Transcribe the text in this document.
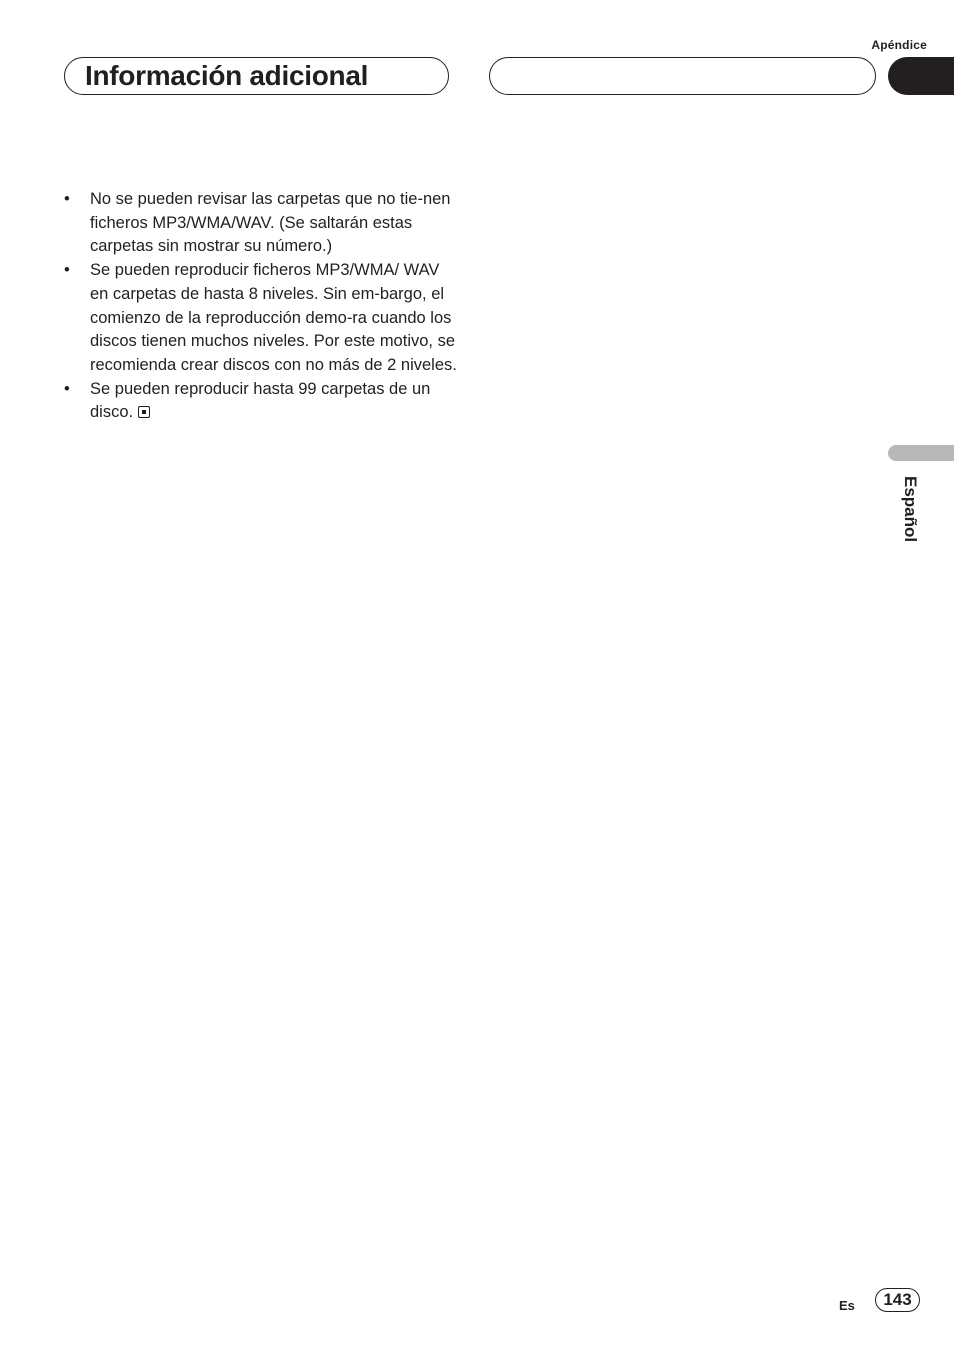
Apéndice
Información adicional
•	No se pueden revisar las carpetas que no tie-nen ficheros MP3/WMA/WAV. (Se saltarán estas carpetas sin mostrar su número.)
•	Se pueden reproducir ficheros MP3/WMA/ WAV en carpetas de hasta 8 niveles. Sin em-bargo, el comienzo de la reproducción demo-ra cuando los discos tienen muchos niveles. Por este motivo, se recomienda crear discos con no más de 2 niveles.
•	Se pueden reproducir hasta 99 carpetas de un disco.
Español
Es	143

WHAT TO PRODUCE ▸
All of the lines above should be printed exactly, minus the pictures.

WORKED ANSWER ▸
Transcribe the text in this document.
Apéndice
Información adicional
•	No se pueden revisar las carpetas que no tie-nen ficheros MP3/WMA/WAV. (Se saltarán estas carpetas sin mostrar su número.)
•	Se pueden reproducir ficheros MP3/WMA/ WAV en carpetas de hasta 8 niveles. Sin em-bargo, el comienzo de la reproducción demo-ra cuando los discos tienen muchos niveles. Por este motivo, se recomienda crear discos con no más de 2 niveles.
•	Se pueden reproducir hasta 99 carpetas de un disco.
Español
Es	143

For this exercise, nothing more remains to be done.